__Provided records__
----

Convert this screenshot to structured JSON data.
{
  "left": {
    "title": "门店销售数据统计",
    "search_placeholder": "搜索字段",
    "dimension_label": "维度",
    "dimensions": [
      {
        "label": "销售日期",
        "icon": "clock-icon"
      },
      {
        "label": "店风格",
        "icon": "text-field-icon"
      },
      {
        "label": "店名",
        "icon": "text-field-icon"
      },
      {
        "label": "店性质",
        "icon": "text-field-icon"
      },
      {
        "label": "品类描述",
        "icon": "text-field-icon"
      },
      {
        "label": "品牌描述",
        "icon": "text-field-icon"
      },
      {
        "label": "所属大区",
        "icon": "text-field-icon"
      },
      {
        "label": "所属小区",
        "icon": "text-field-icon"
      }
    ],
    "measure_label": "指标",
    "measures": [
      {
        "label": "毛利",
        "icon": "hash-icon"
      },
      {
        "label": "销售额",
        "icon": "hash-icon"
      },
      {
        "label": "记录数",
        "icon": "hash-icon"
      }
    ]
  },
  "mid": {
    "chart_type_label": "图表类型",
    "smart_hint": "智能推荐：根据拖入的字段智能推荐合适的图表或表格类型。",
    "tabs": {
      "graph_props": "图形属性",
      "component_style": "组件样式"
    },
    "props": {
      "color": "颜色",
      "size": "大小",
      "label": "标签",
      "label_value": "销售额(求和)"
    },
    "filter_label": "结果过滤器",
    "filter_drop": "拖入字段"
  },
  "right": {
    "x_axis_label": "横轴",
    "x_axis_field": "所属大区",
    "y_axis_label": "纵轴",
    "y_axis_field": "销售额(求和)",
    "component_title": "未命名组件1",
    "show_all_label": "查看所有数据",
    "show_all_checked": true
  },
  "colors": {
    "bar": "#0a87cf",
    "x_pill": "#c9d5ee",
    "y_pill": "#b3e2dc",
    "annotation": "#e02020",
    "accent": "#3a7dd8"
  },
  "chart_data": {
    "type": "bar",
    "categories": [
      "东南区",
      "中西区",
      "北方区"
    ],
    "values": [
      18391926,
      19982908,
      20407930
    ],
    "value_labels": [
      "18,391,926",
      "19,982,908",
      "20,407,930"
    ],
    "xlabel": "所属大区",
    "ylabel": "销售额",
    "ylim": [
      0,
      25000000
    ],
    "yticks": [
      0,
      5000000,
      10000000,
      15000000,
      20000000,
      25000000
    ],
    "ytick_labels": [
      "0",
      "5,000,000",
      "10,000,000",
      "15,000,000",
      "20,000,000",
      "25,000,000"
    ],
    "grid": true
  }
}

----

__Written request__
Transcribe all lines as written.

__Reply to the exercise__
Convert this screenshot to structured JSON data.
{
  "left": {
    "title": "门店销售数据统计",
    "search_placeholder": "搜索字段",
    "dimension_label": "维度",
    "dimensions": [
      {
        "label": "销售日期",
        "icon": "clock-icon"
      },
      {
        "label": "店风格",
        "icon": "text-field-icon"
      },
      {
        "label": "店名",
        "icon": "text-field-icon"
      },
      {
        "label": "店性质",
        "icon": "text-field-icon"
      },
      {
        "label": "品类描述",
        "icon": "text-field-icon"
      },
      {
        "label": "品牌描述",
        "icon": "text-field-icon"
      },
      {
        "label": "所属大区",
        "icon": "text-field-icon"
      },
      {
        "label": "所属小区",
        "icon": "text-field-icon"
      }
    ],
    "measure_label": "指标",
    "measures": [
      {
        "label": "毛利",
        "icon": "hash-icon"
      },
      {
        "label": "销售额",
        "icon": "hash-icon"
      },
      {
        "label": "记录数",
        "icon": "hash-icon"
      }
    ]
  },
  "mid": {
    "chart_type_label": "图表类型",
    "smart_hint": "智能推荐：根据拖入的字段智能推荐合适的图表或表格类型。",
    "tabs": {
      "graph_props": "图形属性",
      "component_style": "组件样式"
    },
    "props": {
      "color": "颜色",
      "size": "大小",
      "label": "标签",
      "label_value": "销售额(求和)"
    },
    "filter_label": "结果过滤器",
    "filter_drop": "拖入字段"
  },
  "right": {
    "x_axis_label": "横轴",
    "x_axis_field": "所属大区",
    "y_axis_label": "纵轴",
    "y_axis_field": "销售额(求和)",
    "component_title": "未命名组件1",
    "show_all_label": "查看所有数据",
    "show_all_checked": true
  },
  "colors": {
    "bar": "#0a87cf",
    "x_pill": "#c9d5ee",
    "y_pill": "#b3e2dc",
    "annotation": "#e02020",
    "accent": "#3a7dd8"
  },
  "chart_data": {
    "type": "bar",
    "categories": [
      "东南区",
      "中西区",
      "北方区"
    ],
    "values": [
      18391926,
      19982908,
      20407930
    ],
    "value_labels": [
      "18,391,926",
      "19,982,908",
      "20,407,930"
    ],
    "xlabel": "所属大区",
    "ylabel": "销售额",
    "ylim": [
      0,
      25000000
    ],
    "yticks": [
      0,
      5000000,
      10000000,
      15000000,
      20000000,
      25000000
    ],
    "ytick_labels": [
      "0",
      "5,000,000",
      "10,000,000",
      "15,000,000",
      "20,000,000",
      "25,000,000"
    ],
    "grid": true
  }
}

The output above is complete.